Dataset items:
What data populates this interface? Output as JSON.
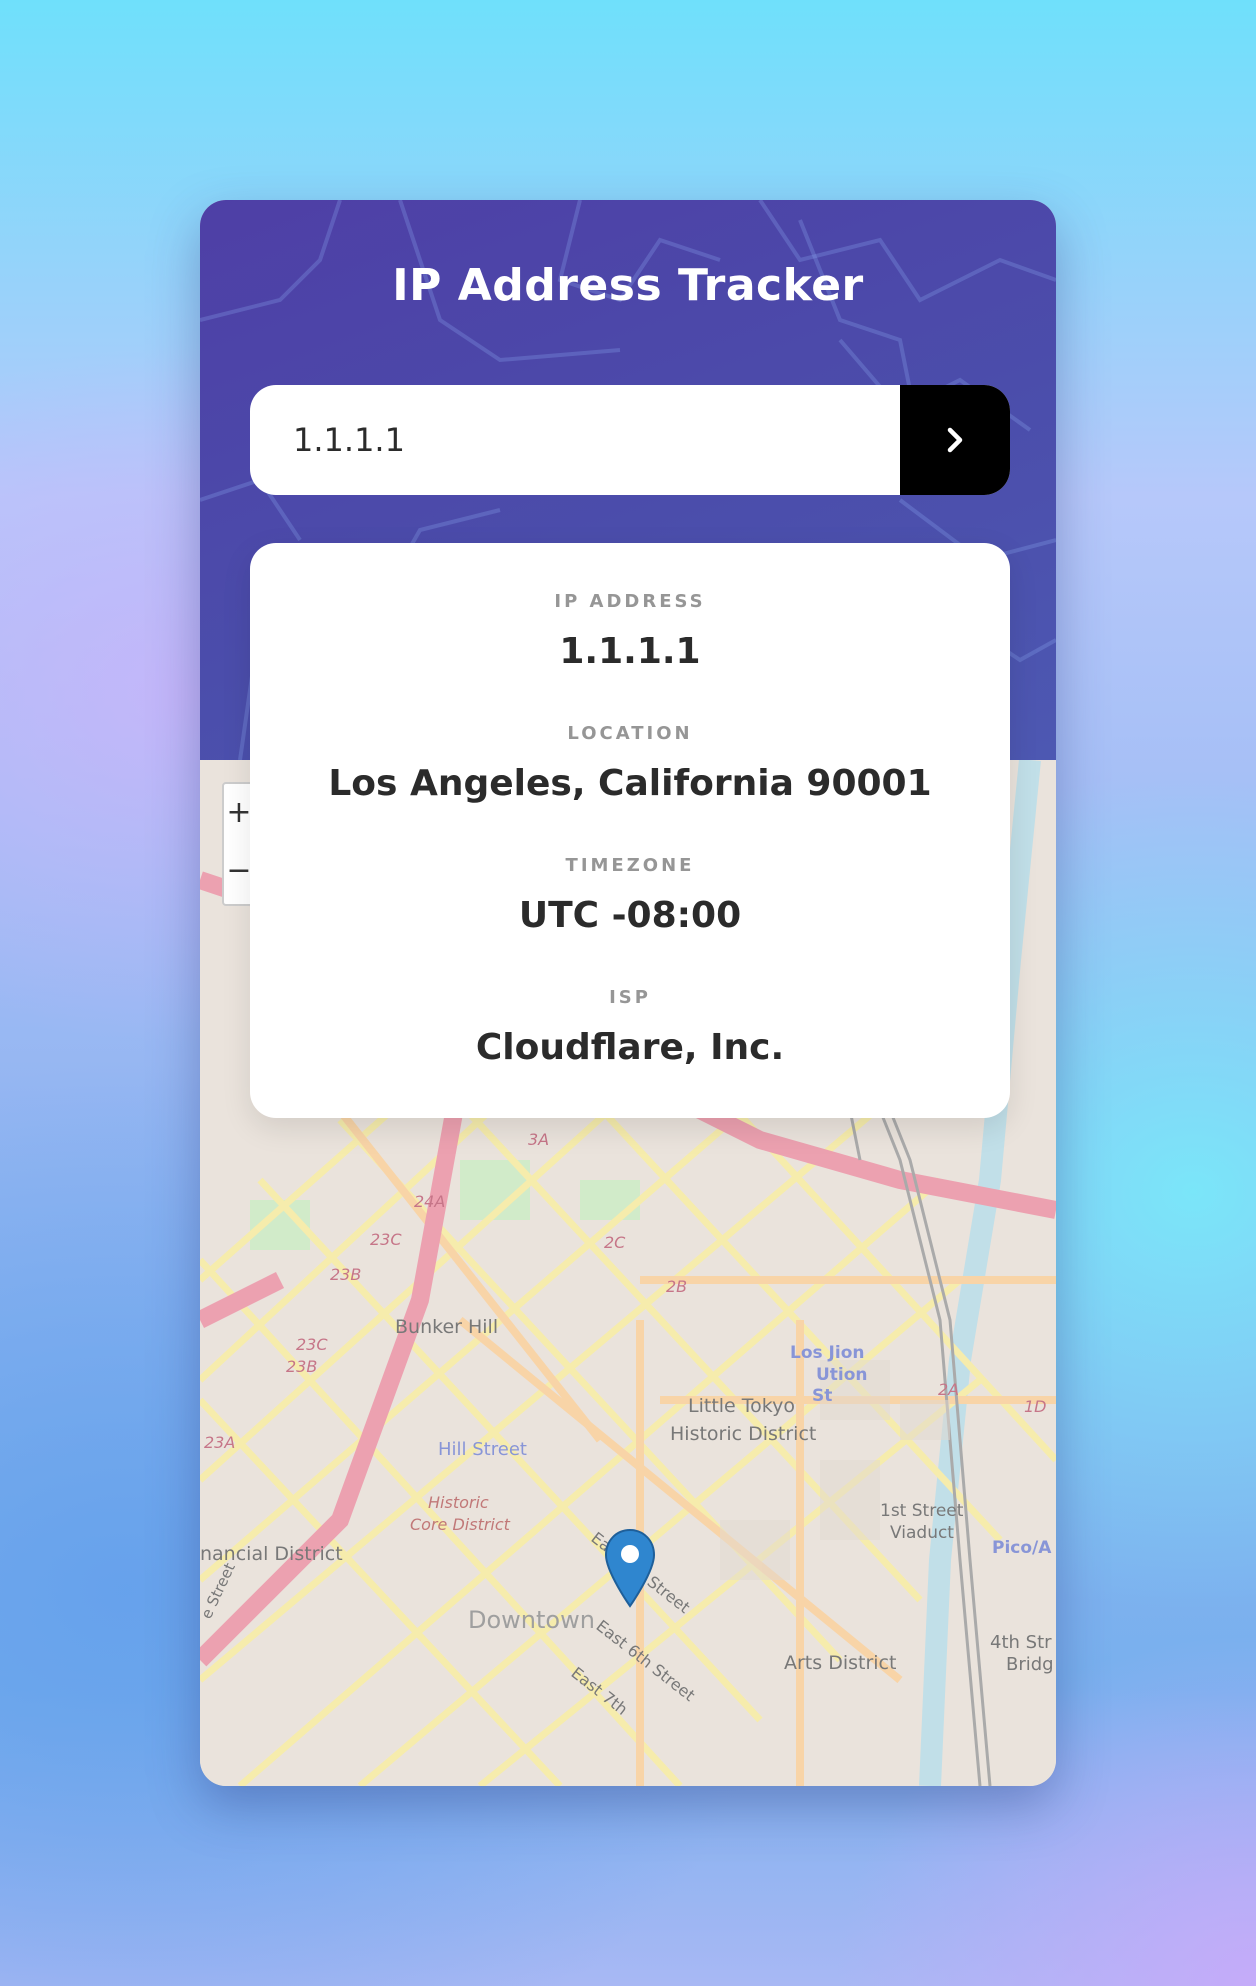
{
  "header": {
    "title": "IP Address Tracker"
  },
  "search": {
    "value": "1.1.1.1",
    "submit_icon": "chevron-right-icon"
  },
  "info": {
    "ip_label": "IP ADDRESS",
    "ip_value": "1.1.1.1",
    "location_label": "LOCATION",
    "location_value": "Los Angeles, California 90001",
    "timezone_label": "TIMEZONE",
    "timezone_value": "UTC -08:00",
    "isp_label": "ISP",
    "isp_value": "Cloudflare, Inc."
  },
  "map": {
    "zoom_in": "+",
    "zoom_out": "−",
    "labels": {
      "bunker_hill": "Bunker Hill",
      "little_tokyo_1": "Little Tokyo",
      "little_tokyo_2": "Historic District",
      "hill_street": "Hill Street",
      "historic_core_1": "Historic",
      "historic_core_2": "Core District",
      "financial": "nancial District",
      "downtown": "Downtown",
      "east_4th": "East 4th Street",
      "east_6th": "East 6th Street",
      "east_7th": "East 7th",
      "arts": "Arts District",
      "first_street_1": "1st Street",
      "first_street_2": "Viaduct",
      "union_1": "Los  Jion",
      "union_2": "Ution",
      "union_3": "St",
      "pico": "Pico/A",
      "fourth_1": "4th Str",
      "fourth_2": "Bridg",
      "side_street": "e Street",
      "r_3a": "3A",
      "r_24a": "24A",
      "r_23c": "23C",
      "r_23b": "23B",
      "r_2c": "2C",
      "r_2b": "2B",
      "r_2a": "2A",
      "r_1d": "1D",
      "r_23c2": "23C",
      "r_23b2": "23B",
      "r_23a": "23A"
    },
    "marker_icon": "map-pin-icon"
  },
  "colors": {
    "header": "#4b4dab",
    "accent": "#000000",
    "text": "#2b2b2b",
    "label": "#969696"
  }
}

> [Required task]:
Output every entry exactly as given; pictures are not part of the copy.

> [Full output]:
What data populates this interface? Output as JSON.
{
  "header": {
    "title": "IP Address Tracker"
  },
  "search": {
    "value": "1.1.1.1",
    "submit_icon": "chevron-right-icon"
  },
  "info": {
    "ip_label": "IP ADDRESS",
    "ip_value": "1.1.1.1",
    "location_label": "LOCATION",
    "location_value": "Los Angeles, California 90001",
    "timezone_label": "TIMEZONE",
    "timezone_value": "UTC -08:00",
    "isp_label": "ISP",
    "isp_value": "Cloudflare, Inc."
  },
  "map": {
    "zoom_in": "+",
    "zoom_out": "−",
    "labels": {
      "bunker_hill": "Bunker Hill",
      "little_tokyo_1": "Little Tokyo",
      "little_tokyo_2": "Historic District",
      "hill_street": "Hill Street",
      "historic_core_1": "Historic",
      "historic_core_2": "Core District",
      "financial": "nancial District",
      "downtown": "Downtown",
      "east_4th": "East 4th Street",
      "east_6th": "East 6th Street",
      "east_7th": "East 7th",
      "arts": "Arts District",
      "first_street_1": "1st Street",
      "first_street_2": "Viaduct",
      "union_1": "Los  Jion",
      "union_2": "Ution",
      "union_3": "St",
      "pico": "Pico/A",
      "fourth_1": "4th Str",
      "fourth_2": "Bridg",
      "side_street": "e Street",
      "r_3a": "3A",
      "r_24a": "24A",
      "r_23c": "23C",
      "r_23b": "23B",
      "r_2c": "2C",
      "r_2b": "2B",
      "r_2a": "2A",
      "r_1d": "1D",
      "r_23c2": "23C",
      "r_23b2": "23B",
      "r_23a": "23A"
    },
    "marker_icon": "map-pin-icon"
  },
  "colors": {
    "header": "#4b4dab",
    "accent": "#000000",
    "text": "#2b2b2b",
    "label": "#969696"
  }
}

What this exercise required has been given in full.